__Record extracts__:
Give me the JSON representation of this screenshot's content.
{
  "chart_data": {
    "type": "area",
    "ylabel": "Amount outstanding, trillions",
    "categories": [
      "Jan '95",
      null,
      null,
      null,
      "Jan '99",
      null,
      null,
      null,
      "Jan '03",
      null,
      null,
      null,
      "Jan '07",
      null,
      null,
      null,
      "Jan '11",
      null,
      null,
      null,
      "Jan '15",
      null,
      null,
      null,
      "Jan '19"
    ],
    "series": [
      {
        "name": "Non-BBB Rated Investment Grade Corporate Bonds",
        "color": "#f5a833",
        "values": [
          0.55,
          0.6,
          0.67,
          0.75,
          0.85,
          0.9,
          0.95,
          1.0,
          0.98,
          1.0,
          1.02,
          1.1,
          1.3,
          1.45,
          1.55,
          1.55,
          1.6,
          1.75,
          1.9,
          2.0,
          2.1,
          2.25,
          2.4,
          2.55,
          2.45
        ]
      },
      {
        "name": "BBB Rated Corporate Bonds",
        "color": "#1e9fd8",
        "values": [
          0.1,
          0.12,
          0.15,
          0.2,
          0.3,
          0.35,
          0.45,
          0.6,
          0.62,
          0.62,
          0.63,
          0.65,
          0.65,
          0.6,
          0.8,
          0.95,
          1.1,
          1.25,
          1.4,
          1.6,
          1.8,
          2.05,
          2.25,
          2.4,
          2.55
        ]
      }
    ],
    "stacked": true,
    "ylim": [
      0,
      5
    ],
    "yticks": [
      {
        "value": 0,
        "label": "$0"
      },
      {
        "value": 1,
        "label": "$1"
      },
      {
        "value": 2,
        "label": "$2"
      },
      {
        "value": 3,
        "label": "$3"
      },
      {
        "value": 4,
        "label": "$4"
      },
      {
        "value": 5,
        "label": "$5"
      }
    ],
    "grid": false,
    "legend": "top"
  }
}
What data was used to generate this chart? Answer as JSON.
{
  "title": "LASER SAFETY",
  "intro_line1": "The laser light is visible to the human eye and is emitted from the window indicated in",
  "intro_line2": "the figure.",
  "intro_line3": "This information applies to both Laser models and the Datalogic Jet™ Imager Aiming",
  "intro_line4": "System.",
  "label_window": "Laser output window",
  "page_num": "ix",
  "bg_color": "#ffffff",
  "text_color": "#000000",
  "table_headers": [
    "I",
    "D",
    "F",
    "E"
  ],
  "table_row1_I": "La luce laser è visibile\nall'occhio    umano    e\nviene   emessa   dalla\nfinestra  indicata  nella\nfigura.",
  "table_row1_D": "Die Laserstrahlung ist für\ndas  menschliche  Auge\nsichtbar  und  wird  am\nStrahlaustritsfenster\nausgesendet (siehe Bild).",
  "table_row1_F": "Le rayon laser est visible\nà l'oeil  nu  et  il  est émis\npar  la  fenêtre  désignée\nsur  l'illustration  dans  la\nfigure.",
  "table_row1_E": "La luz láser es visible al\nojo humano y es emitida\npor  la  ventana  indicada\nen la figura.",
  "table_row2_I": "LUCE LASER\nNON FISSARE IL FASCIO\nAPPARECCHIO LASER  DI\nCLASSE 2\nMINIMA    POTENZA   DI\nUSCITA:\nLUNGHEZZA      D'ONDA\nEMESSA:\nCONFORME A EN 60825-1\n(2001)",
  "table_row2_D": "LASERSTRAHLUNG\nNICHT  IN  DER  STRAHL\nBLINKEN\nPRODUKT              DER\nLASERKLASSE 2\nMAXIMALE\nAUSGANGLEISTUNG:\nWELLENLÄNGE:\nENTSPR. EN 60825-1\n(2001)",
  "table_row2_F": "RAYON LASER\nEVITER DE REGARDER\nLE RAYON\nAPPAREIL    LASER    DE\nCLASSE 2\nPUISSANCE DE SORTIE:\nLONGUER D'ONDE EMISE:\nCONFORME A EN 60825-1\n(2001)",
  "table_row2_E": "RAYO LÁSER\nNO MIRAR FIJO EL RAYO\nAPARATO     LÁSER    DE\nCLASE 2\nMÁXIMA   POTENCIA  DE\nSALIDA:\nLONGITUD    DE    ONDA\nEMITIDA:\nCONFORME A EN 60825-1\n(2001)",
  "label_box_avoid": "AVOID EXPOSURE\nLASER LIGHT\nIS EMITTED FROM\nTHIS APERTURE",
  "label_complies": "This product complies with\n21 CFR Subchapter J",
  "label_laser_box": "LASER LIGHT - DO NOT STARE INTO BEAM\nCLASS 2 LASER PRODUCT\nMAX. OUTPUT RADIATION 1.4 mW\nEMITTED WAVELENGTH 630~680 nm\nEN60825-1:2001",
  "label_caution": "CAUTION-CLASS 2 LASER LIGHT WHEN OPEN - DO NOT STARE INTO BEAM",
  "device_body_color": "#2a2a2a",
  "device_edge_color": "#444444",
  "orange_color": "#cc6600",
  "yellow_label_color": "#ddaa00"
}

__Problem details__: Provide only the number of lines in the records containing the string "name".

__Answer for the task__: 2